Written task ▸
Identify, in the records below, every line where the string "compounds" appears, and copy each such line.

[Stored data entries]
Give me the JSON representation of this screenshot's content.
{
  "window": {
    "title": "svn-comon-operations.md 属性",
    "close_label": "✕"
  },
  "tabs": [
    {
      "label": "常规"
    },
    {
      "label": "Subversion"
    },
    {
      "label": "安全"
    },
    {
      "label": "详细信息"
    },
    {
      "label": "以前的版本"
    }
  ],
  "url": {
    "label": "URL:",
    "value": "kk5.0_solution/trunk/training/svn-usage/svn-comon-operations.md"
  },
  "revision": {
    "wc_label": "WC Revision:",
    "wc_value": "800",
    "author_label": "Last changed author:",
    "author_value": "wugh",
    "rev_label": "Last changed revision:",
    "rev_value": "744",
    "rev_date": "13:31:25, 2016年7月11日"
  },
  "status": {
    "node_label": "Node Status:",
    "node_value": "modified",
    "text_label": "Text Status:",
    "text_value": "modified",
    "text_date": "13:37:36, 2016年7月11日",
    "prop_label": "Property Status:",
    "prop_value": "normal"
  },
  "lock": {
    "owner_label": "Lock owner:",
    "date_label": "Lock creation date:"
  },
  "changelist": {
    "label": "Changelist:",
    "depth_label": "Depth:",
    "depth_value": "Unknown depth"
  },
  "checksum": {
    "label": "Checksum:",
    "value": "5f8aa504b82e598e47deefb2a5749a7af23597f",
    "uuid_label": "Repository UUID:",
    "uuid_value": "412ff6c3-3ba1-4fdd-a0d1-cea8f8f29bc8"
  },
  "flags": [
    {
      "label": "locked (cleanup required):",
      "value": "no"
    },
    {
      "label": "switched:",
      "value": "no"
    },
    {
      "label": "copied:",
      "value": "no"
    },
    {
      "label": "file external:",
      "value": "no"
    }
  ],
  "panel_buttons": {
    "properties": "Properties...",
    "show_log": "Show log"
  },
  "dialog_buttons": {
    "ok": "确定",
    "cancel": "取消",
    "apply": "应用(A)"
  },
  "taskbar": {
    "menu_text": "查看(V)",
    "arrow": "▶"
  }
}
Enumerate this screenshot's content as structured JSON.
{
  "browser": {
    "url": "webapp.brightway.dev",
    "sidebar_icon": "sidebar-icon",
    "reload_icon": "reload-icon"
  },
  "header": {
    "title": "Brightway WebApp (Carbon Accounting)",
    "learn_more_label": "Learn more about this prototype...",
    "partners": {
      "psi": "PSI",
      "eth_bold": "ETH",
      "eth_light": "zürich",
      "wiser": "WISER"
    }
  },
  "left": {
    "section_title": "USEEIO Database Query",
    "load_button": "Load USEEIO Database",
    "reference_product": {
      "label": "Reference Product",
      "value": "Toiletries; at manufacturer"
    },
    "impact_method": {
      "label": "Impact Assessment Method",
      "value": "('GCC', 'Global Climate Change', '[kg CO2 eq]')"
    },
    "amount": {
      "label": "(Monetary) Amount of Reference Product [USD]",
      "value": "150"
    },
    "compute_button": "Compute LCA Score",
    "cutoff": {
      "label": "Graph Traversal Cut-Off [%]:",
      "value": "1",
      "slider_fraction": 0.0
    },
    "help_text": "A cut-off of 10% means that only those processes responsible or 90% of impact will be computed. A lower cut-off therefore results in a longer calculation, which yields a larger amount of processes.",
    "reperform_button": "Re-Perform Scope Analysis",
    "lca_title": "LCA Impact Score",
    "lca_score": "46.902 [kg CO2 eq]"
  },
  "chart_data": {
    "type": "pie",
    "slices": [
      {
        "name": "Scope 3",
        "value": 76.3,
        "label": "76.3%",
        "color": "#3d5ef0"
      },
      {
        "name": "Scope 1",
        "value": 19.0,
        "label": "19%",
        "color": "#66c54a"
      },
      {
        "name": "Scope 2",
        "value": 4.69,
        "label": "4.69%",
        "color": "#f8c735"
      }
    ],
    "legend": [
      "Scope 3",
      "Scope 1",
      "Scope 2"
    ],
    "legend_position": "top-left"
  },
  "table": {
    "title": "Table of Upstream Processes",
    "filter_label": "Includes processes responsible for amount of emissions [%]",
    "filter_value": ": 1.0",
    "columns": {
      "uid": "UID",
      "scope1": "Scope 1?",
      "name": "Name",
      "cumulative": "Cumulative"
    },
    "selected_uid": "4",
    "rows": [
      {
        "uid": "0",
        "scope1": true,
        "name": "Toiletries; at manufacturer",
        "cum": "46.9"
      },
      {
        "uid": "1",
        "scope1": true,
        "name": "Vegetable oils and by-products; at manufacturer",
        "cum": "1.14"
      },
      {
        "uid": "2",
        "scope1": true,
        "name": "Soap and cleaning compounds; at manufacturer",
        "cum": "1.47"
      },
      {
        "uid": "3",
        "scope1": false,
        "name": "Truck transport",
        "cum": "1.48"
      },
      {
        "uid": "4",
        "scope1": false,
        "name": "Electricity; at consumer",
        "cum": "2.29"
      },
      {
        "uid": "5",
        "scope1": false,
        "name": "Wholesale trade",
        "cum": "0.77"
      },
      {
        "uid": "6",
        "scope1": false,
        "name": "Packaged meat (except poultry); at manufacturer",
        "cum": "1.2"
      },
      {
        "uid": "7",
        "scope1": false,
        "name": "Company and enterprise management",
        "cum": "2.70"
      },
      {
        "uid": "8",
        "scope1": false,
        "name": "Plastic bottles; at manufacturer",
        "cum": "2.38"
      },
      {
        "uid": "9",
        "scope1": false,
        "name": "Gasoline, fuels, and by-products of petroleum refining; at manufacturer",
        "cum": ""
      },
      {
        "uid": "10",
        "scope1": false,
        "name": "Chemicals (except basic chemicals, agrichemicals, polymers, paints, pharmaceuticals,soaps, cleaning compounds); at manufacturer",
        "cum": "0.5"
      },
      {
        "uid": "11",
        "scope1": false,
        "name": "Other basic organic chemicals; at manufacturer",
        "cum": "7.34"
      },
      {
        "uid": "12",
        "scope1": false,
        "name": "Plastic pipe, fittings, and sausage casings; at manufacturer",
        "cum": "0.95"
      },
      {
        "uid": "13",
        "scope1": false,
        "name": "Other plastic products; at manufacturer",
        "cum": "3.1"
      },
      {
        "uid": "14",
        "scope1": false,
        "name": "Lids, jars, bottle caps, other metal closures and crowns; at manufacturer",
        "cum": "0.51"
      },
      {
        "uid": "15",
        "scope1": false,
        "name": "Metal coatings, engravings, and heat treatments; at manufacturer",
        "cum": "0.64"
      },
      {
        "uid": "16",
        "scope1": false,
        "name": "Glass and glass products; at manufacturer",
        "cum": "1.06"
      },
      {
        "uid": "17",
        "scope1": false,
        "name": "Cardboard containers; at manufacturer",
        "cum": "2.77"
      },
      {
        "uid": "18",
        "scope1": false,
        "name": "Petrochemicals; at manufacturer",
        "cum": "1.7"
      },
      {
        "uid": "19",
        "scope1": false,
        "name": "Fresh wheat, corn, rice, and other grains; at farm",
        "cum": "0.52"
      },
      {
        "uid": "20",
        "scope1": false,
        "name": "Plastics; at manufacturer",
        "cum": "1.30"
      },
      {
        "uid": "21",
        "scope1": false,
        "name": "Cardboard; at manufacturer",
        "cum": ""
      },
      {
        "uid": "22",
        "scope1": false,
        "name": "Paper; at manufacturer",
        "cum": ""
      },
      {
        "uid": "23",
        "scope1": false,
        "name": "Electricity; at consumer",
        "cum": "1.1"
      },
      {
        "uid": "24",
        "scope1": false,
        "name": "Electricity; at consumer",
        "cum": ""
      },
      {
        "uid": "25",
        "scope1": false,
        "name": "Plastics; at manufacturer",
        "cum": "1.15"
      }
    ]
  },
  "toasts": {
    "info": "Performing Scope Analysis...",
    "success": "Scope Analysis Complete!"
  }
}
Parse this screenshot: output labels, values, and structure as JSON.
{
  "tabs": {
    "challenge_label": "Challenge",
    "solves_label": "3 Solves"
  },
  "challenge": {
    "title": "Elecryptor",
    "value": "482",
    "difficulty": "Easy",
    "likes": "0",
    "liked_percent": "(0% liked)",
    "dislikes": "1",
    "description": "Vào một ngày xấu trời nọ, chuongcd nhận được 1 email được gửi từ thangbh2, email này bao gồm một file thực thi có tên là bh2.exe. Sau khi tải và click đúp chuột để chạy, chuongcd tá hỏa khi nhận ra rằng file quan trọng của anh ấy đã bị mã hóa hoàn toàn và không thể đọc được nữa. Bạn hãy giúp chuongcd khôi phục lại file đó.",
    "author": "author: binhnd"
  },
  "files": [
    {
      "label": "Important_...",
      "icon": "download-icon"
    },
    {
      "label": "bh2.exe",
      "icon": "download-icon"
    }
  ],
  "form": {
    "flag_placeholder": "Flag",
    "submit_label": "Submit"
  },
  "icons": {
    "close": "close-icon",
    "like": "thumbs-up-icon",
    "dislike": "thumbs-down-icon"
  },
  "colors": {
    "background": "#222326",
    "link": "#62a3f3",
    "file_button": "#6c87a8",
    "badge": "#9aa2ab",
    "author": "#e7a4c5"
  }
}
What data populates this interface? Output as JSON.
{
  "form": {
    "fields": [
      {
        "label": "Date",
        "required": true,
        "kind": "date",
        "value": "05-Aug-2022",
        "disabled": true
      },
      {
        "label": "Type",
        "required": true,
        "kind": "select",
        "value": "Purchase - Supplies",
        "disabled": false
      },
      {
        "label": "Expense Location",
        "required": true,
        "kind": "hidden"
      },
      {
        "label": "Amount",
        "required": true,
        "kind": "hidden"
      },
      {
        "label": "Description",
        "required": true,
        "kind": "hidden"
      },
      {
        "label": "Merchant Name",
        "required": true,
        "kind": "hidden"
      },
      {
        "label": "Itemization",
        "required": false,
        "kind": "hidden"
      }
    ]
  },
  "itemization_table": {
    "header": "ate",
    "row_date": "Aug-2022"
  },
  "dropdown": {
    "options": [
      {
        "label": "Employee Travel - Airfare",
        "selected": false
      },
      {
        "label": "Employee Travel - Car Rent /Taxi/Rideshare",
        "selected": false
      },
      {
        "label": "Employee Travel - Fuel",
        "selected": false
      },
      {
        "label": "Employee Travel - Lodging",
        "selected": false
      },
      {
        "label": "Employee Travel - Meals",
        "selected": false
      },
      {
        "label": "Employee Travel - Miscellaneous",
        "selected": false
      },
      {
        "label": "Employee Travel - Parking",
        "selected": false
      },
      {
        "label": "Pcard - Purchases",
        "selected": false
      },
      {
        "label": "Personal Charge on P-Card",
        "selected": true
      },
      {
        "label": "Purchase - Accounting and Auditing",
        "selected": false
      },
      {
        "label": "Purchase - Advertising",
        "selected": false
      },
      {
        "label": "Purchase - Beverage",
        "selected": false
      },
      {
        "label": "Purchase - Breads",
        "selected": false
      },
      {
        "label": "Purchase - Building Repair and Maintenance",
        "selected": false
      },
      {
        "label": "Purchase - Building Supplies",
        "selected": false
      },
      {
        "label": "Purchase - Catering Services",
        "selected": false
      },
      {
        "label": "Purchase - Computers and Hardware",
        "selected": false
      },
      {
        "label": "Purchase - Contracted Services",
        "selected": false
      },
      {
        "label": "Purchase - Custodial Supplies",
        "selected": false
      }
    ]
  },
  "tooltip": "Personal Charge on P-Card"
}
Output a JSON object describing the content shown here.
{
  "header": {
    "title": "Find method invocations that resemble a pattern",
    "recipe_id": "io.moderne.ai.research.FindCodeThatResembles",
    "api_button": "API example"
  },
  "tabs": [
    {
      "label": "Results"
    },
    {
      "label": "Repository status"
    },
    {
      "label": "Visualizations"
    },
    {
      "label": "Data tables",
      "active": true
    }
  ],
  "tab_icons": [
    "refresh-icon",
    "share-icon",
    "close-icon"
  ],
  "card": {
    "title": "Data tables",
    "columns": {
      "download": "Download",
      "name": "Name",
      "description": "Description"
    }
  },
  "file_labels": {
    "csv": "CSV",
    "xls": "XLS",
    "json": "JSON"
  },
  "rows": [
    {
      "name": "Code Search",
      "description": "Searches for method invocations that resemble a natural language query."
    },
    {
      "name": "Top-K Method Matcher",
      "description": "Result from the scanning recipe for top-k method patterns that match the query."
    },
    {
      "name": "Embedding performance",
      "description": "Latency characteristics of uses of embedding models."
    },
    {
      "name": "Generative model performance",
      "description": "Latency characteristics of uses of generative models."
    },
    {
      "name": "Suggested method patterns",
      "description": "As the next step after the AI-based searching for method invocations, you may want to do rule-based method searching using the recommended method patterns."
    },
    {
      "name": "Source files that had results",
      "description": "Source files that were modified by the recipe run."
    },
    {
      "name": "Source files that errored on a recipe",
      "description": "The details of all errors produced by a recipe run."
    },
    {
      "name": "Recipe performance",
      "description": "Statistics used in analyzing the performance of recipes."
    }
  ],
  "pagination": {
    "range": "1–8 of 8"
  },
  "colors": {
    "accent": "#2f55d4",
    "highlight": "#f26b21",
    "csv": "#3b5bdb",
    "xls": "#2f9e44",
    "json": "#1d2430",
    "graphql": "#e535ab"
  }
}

Result of the exercise ▸
        "name": "Soap and cleaning compounds; at manufacturer",
        "name": "Chemicals (except basic chemicals, agrichemicals, polymers, paints, pharmaceuticals,soaps, cleaning compounds); at manufacturer",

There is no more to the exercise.